All of the data that follows should be retyped exactly, please, except the pictures.

#### Dataset extract
☆ ☆ ☆

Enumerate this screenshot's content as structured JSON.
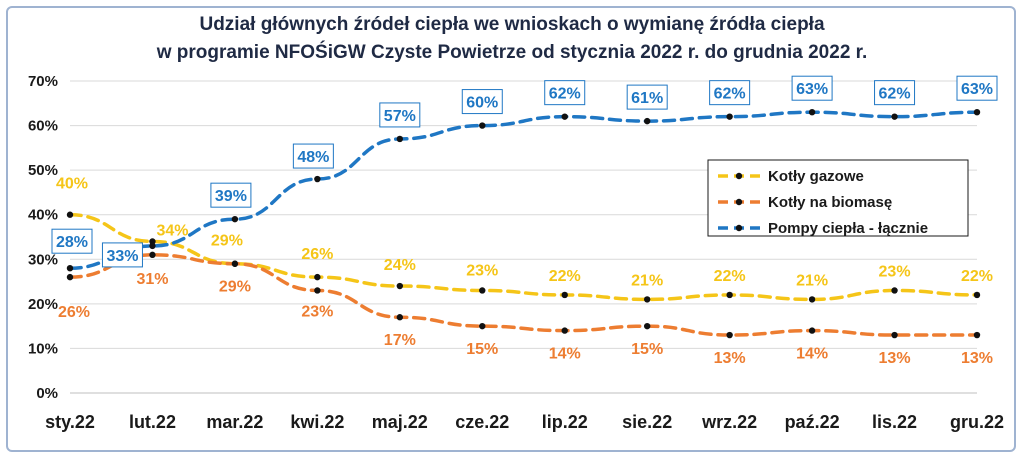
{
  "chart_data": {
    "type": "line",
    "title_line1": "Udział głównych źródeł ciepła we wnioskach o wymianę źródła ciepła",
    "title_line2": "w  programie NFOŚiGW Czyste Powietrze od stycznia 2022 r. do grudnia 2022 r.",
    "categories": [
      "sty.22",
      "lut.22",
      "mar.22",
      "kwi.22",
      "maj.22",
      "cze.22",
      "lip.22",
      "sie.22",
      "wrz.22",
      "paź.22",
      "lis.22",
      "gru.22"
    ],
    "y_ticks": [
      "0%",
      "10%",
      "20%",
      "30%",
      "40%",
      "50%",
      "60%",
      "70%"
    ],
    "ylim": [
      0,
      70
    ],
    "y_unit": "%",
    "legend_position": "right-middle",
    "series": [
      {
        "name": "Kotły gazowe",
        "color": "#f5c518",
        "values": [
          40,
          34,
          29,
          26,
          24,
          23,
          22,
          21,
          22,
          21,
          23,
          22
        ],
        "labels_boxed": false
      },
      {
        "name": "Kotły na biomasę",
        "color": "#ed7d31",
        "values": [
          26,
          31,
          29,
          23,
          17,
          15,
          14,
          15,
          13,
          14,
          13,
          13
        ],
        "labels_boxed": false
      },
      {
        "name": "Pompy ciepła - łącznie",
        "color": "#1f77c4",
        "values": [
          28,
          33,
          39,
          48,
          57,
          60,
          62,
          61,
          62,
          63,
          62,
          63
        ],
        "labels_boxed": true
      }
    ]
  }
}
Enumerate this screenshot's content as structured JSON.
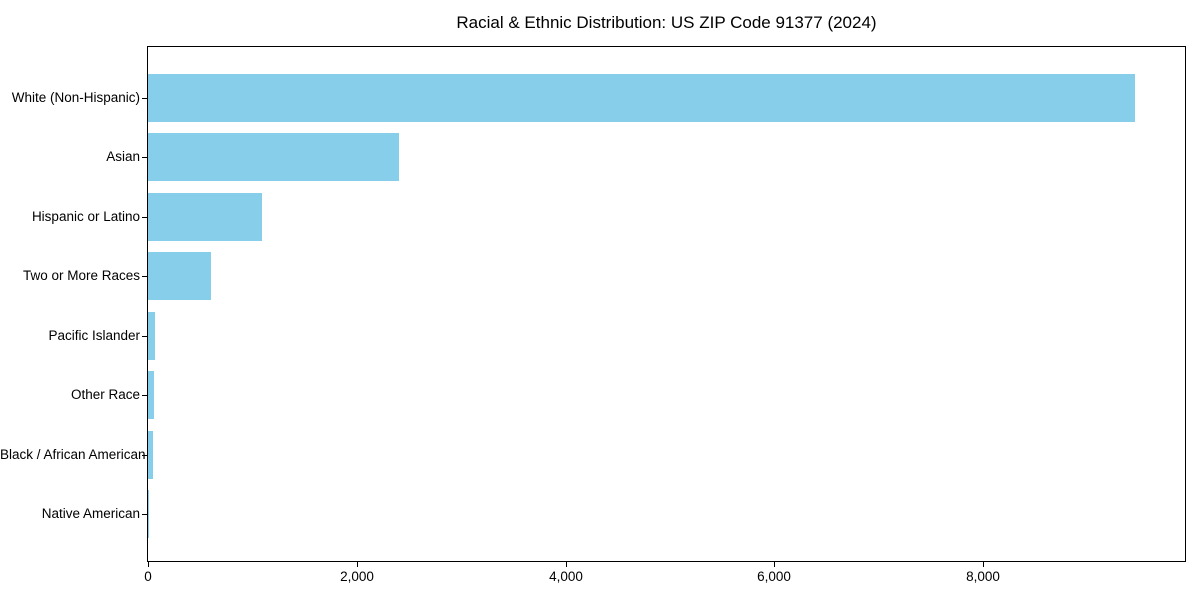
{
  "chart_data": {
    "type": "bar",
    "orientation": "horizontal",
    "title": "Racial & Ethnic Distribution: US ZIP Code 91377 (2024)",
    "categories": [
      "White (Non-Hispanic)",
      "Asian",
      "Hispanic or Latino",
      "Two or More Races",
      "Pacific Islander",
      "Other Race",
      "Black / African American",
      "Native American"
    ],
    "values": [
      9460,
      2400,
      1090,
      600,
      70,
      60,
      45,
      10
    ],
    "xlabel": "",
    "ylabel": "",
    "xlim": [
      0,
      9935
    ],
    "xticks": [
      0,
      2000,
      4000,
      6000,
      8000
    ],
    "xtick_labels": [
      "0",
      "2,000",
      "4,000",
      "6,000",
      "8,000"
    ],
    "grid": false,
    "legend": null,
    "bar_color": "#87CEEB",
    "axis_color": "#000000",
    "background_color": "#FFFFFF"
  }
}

☆ ☆ ☆

#### Exercise solution
Enumerate this screenshot's content as structured JSON.
{
  "chart_data": {
    "type": "line",
    "title_line1": "Udział głównych źródeł ciepła we wnioskach o wymianę źródła ciepła",
    "title_line2": "w  programie NFOŚiGW Czyste Powietrze od stycznia 2022 r. do grudnia 2022 r.",
    "categories": [
      "sty.22",
      "lut.22",
      "mar.22",
      "kwi.22",
      "maj.22",
      "cze.22",
      "lip.22",
      "sie.22",
      "wrz.22",
      "paź.22",
      "lis.22",
      "gru.22"
    ],
    "y_ticks": [
      "0%",
      "10%",
      "20%",
      "30%",
      "40%",
      "50%",
      "60%",
      "70%"
    ],
    "ylim": [
      0,
      70
    ],
    "y_unit": "%",
    "legend_position": "right-middle",
    "series": [
      {
        "name": "Kotły gazowe",
        "color": "#f5c518",
        "values": [
          40,
          34,
          29,
          26,
          24,
          23,
          22,
          21,
          22,
          21,
          23,
          22
        ],
        "labels_boxed": false
      },
      {
        "name": "Kotły na biomasę",
        "color": "#ed7d31",
        "values": [
          26,
          31,
          29,
          23,
          17,
          15,
          14,
          15,
          13,
          14,
          13,
          13
        ],
        "labels_boxed": false
      },
      {
        "name": "Pompy ciepła - łącznie",
        "color": "#1f77c4",
        "values": [
          28,
          33,
          39,
          48,
          57,
          60,
          62,
          61,
          62,
          63,
          62,
          63
        ],
        "labels_boxed": true
      }
    ]
  }
}
Enumerate this screenshot's content as structured JSON.
{
  "chart_data": {
    "type": "bar",
    "orientation": "horizontal",
    "title": "Racial & Ethnic Distribution: US ZIP Code 91377 (2024)",
    "categories": [
      "White (Non-Hispanic)",
      "Asian",
      "Hispanic or Latino",
      "Two or More Races",
      "Pacific Islander",
      "Other Race",
      "Black / African American",
      "Native American"
    ],
    "values": [
      9460,
      2400,
      1090,
      600,
      70,
      60,
      45,
      10
    ],
    "xlabel": "",
    "ylabel": "",
    "xlim": [
      0,
      9935
    ],
    "xticks": [
      0,
      2000,
      4000,
      6000,
      8000
    ],
    "xtick_labels": [
      "0",
      "2,000",
      "4,000",
      "6,000",
      "8,000"
    ],
    "grid": false,
    "legend": null,
    "bar_color": "#87CEEB",
    "axis_color": "#000000",
    "background_color": "#FFFFFF"
  }
}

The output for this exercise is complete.